**TASK TO CARRY OUT:**
Determine how many lines include "Итого". Give the number and nothing else.

(Data entries)
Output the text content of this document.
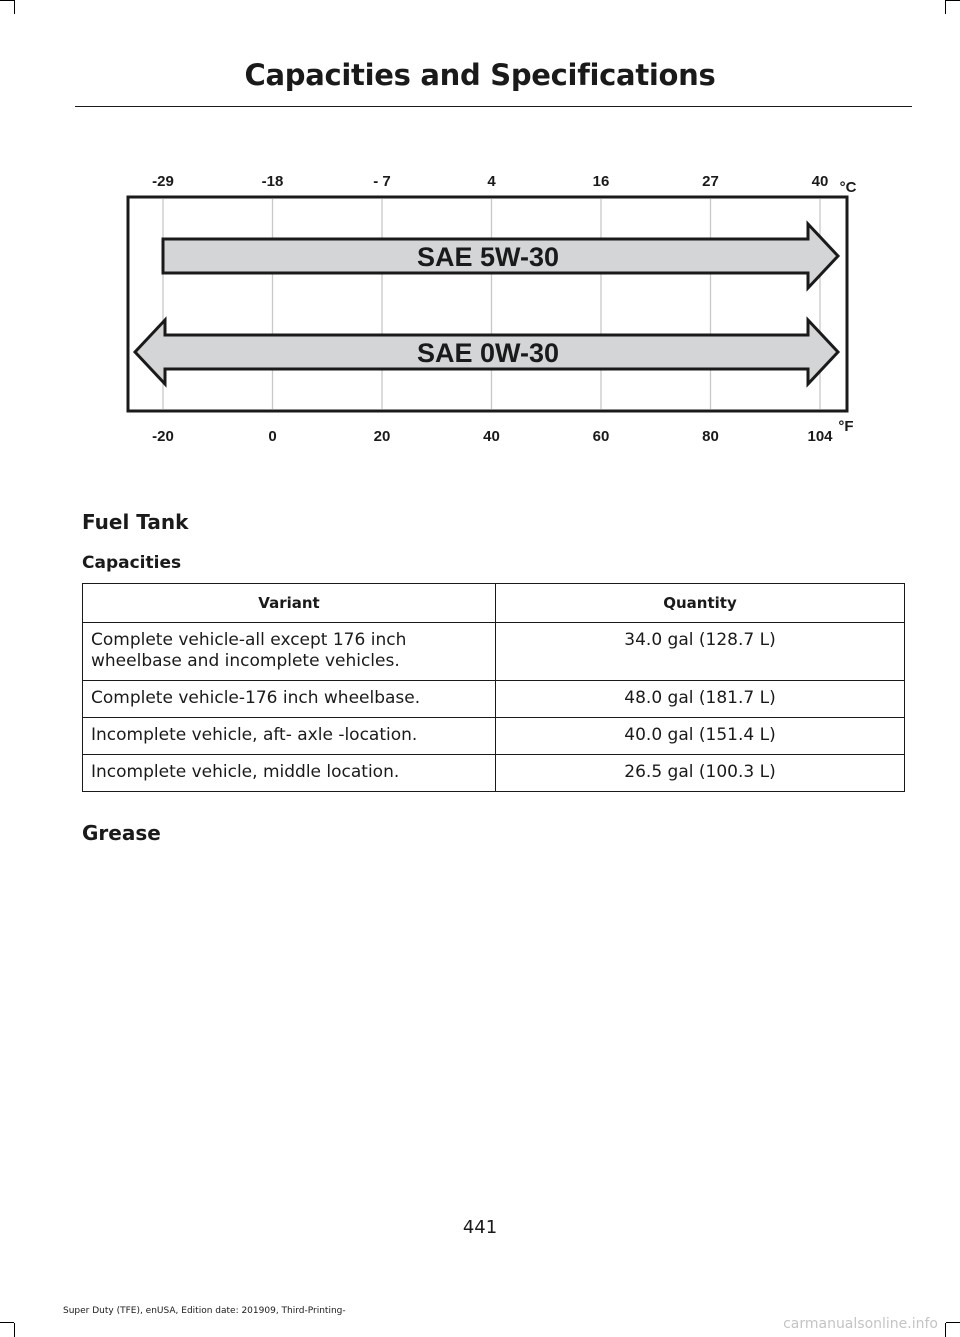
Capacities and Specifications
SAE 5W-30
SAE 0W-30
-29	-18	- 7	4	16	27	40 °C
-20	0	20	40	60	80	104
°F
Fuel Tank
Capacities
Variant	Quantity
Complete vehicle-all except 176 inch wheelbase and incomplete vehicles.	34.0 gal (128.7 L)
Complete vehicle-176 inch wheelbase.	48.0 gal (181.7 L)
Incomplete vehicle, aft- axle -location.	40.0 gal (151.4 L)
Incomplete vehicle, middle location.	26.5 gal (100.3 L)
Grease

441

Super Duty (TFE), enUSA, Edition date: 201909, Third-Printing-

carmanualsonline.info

--

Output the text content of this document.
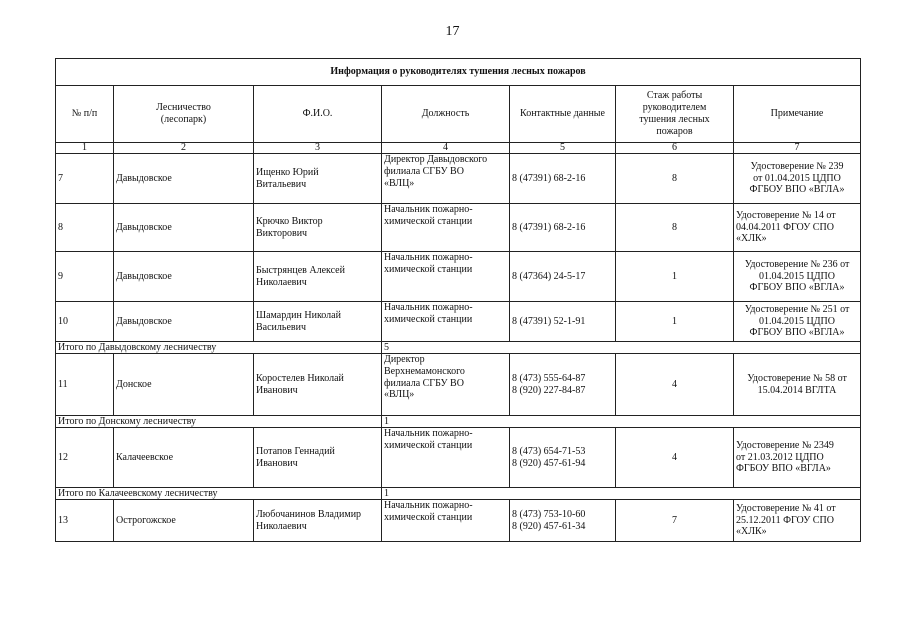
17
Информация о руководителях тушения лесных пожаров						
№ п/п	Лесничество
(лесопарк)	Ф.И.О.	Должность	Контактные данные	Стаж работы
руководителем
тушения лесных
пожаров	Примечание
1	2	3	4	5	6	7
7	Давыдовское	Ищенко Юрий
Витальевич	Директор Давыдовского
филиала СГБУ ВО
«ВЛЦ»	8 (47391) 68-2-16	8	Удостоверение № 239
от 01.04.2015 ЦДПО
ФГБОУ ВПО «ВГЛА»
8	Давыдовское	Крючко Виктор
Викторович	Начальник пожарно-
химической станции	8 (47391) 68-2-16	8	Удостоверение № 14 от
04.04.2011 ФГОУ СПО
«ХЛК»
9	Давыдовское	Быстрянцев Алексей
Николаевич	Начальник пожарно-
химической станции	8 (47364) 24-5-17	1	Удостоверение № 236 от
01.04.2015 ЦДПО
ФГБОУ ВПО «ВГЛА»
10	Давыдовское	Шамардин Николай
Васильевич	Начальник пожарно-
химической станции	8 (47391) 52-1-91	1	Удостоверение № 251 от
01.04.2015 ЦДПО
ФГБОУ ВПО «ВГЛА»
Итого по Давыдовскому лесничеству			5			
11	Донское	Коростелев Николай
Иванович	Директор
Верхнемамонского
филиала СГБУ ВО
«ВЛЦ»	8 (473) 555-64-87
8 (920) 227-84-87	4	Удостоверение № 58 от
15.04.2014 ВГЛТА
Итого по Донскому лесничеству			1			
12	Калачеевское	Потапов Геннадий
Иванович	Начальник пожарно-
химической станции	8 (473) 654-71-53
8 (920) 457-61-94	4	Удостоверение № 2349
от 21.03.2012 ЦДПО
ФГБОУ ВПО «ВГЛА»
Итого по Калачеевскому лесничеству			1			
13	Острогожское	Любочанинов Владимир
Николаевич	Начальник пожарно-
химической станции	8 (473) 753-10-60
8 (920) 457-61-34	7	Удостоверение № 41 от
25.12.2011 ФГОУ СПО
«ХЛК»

**OUTPUT FOR THIS EXERCISE:**
3